Each line containing the word "офис" must be reported.

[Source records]
━━━━━━━━━━━━━━━━━━━━━━━━━━━━━━

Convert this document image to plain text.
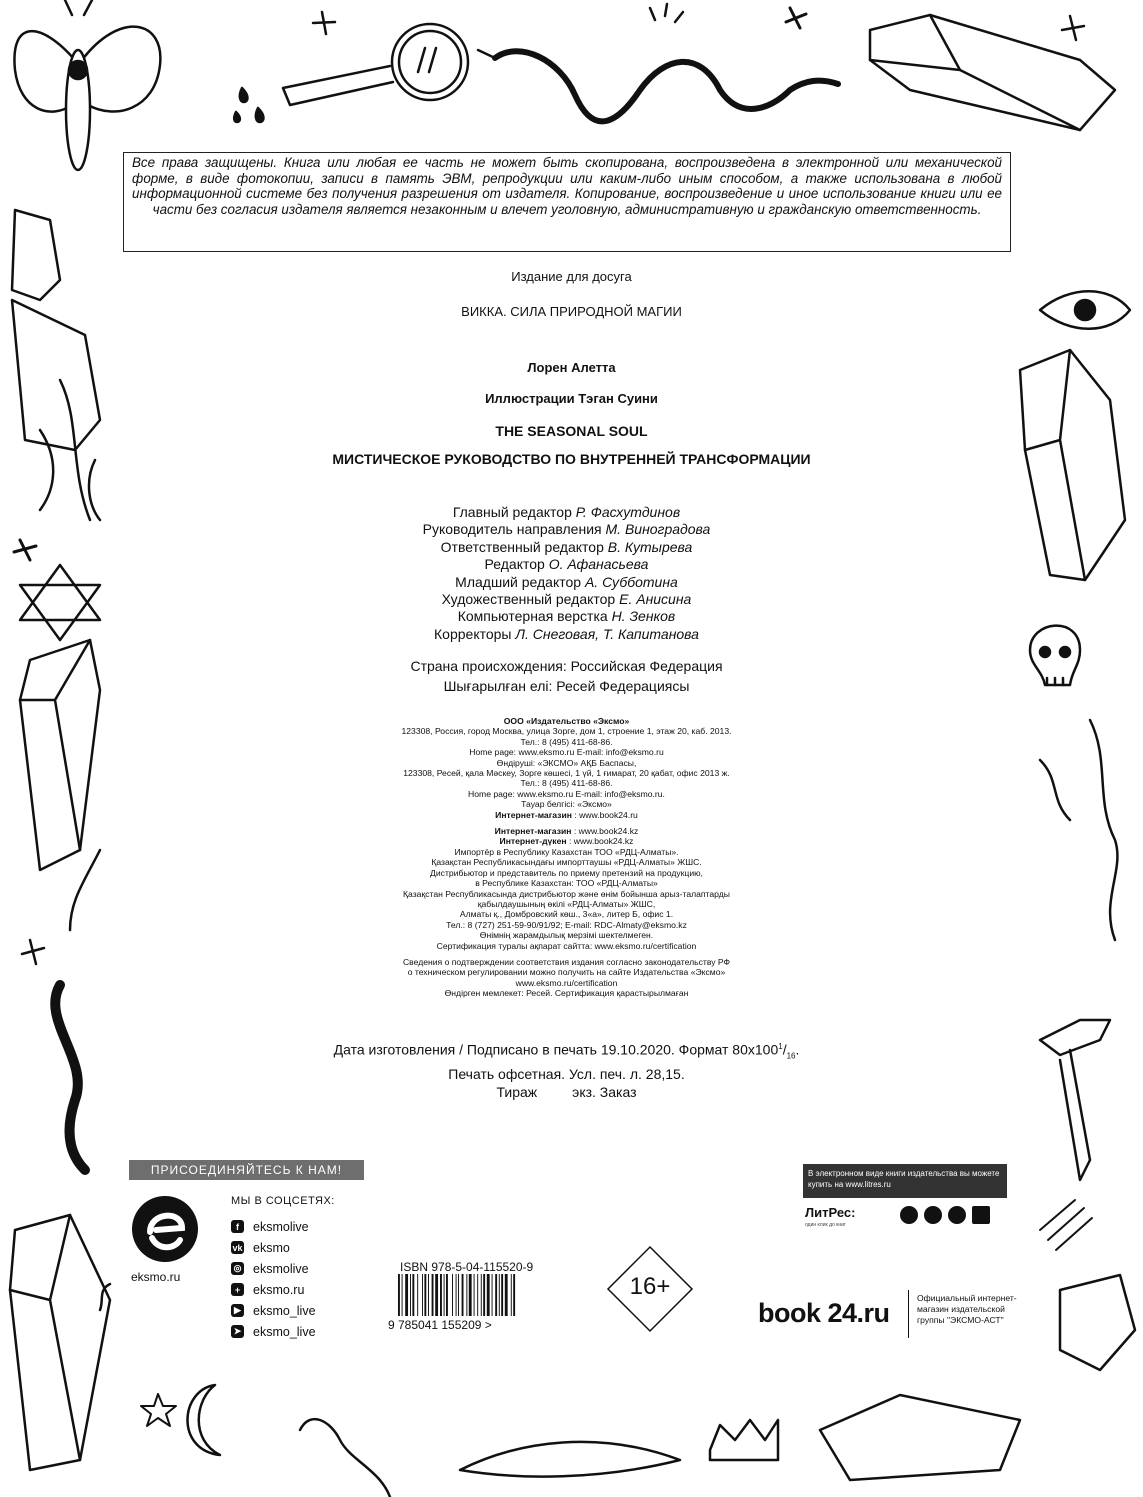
Все права защищены. Книга или любая ее часть не может быть скопирована, воспроизведена в электронной или механической форме, в виде фотокопии, записи в память ЭВМ, репродукции или каким-либо иным способом, а также использована в любой информационной системе без получения разрешения от издателя. Копирование, воспроизведение и иное использование книги или ее части без согласия издателя является незаконным и влечет уголовную, административную и гражданскую ответственность.
Издание для досуга
ВИККА. СИЛА ПРИРОДНОЙ МАГИИ
Лорен Алетта
Иллюстрации Тэган Суини
THE SEASONAL SOUL
МИСТИЧЕСКОЕ РУКОВОДСТВО ПО ВНУТРЕННЕЙ ТРАНСФОРМАЦИИ
Главный редактор Р. Фасхутдинов
Руководитель направления М. Виноградова
Ответственный редактор В. Кутырева
Редактор О. Афанасьева
Младший редактор А. Субботина
Художественный редактор Е. Анисина
Компьютерная верстка Н. Зенков
Корректоры Л. Снеговая, Т. Капитанова
Страна происхождения: Российская Федерация
Шығарылған елі: Ресей Федерациясы
ООО «Издательство «Эксмо»
123308, Россия, город Москва, улица Зорге, дом 1, строение 1, этаж 20, каб. 2013.
Тел.: 8 (495) 411-68-86.
Home page: www.eksmo.ru E-mail: info@eksmo.ru
Өндіруші: «ЭКСМО» АҚБ Баспасы,
123308, Ресей, қала Мәскеу, Зорге көшесі, 1 үй, 1 ғимарат, 20 қабат, офис 2013 ж.
Тел.: 8 (495) 411-68-86.
Home page: www.eksmo.ru E-mail: info@eksmo.ru.
Тауар белгісі: «Эксмо»
Интернет-магазин : www.book24.ru
Интернет-магазин : www.book24.kz
Интернет-дүкен : www.book24.kz
Импортёр в Республику Казахстан ТОО «РДЦ-Алматы».
Қазақстан Республикасындағы импорттаушы «РДЦ-Алматы» ЖШС.
Дистрибьютор и представитель по приему претензий на продукцию,
в Республике Казахстан: ТОО «РДЦ-Алматы»
Қазақстан Республикасында дистрибьютор және өнім бойынша арыз-талаптарды
қабылдаушының өкілі «РДЦ-Алматы» ЖШС,
Алматы қ., Домбровский көш., 3«а», литер Б, офис 1.
Тел.: 8 (727) 251-59-90/91/92; E-mail: RDC-Almaty@eksmo.kz
Өнімнің жарамдылық мерзімі шектелмеген.
Сертификация туралы ақпарат сайтта: www.eksmo.ru/certification
Сведения о подтверждении соответствия издания согласно законодательству РФ
о техническом регулировании можно получить на сайте Издательства «Эксмо»
www.eksmo.ru/certification
Өндірген мемлекет: Ресей. Сертификация қарастырылмаған
Дата изготовления / Подписано в печать 19.10.2020. Формат $80х100^1/_{16}$.
Печать офсетная. Усл. печ. л. 28,15.
Тираж         экз. Заказ
ПРИСОЕДИНЯЙТЕСЬ К НАМ!
eksmo.ru
МЫ В СОЦСЕТЯХ:
f	eksmolive
vk eksmo
◎ eksmolive
+	eksmo.ru
▶ eksmo_live
➤ eksmo_live
ISBN 978-5-04-115520-9
9 785041 155209 >
16+
В электронном виде книги издательства вы можете купить на www.litres.ru
ЛитРес:
один клик до книг
book 24.ru	Официальный интернет-магазин издательской группы "ЭКСМО-АСТ"
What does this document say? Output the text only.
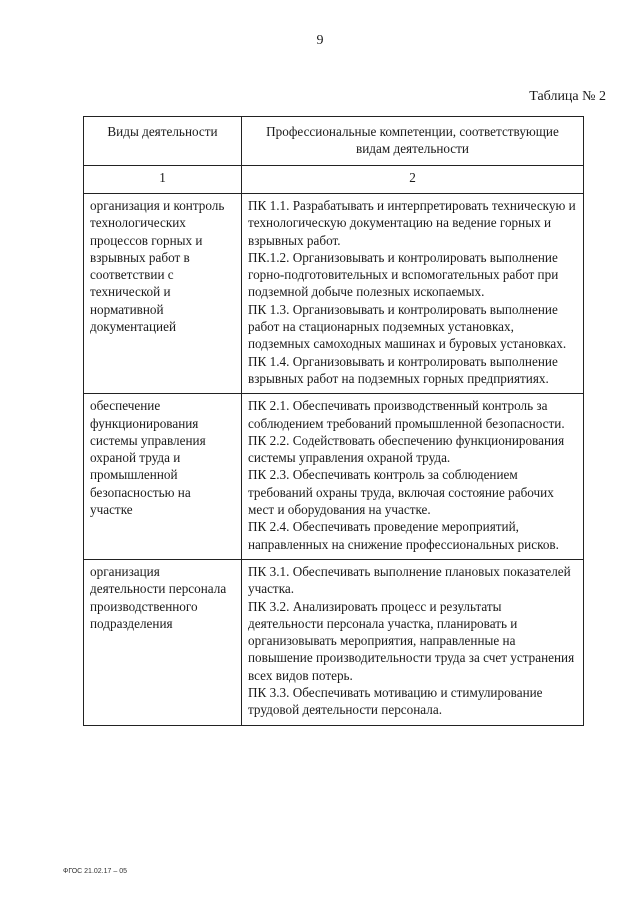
9
Таблица № 2
Виды деятельности	Профессиональные компетенции, соответствующие видам деятельности
1	2
организация и контроль технологических процессов горных и взрывных работ в соответствии с технической и нормативной документацией	ПК 1.1. Разрабатывать и интерпретировать техническую и технологическую документацию на ведение горных и взрывных работ.
ПК.1.2. Организовывать и контролировать выполнение горно-подготовительных и вспомогательных работ при подземной добыче полезных ископаемых.
ПК 1.3. Организовывать и контролировать выполнение работ на стационарных подземных установках, подземных самоходных машинах и буровых установках.
ПК 1.4. Организовывать и контролировать выполнение взрывных работ на подземных горных предприятиях.

обеспечение функционирования системы управления охраной труда и промышленной безопасностью на участке	ПК 2.1. Обеспечивать производственный контроль за соблюдением требований промышленной безопасности.
ПК 2.2. Содействовать обеспечению функционирования системы управления охраной труда.
ПК 2.3. Обеспечивать контроль за соблюдением требований охраны труда, включая состояние рабочих мест и оборудования на участке.
ПК 2.4. Обеспечивать проведение мероприятий, направленных на снижение профессиональных рисков.

организация деятельности персонала производственного подразделения	ПК 3.1. Обеспечивать выполнение плановых показателей участка.
ПК 3.2. Анализировать процесс и результаты деятельности персонала участка, планировать и организовывать мероприятия, направленные на повышение производительности труда за счет устранения всех видов потерь.
ПК 3.3. Обеспечивать мотивацию и стимулирование трудовой деятельности персонала.
ФГОС 21.02.17 – 05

━━━━━━━━━━━━━━━━━━━━━━━━━━━━━━

§ **Reply**
123308, Ресей, қала Мәскеу, Зорге көшесі, 1 үй, 1 ғимарат, 20 қабат, офис 2013 ж.
Алматы қ., Домбровский көш., 3«а», литер Б, офис 1.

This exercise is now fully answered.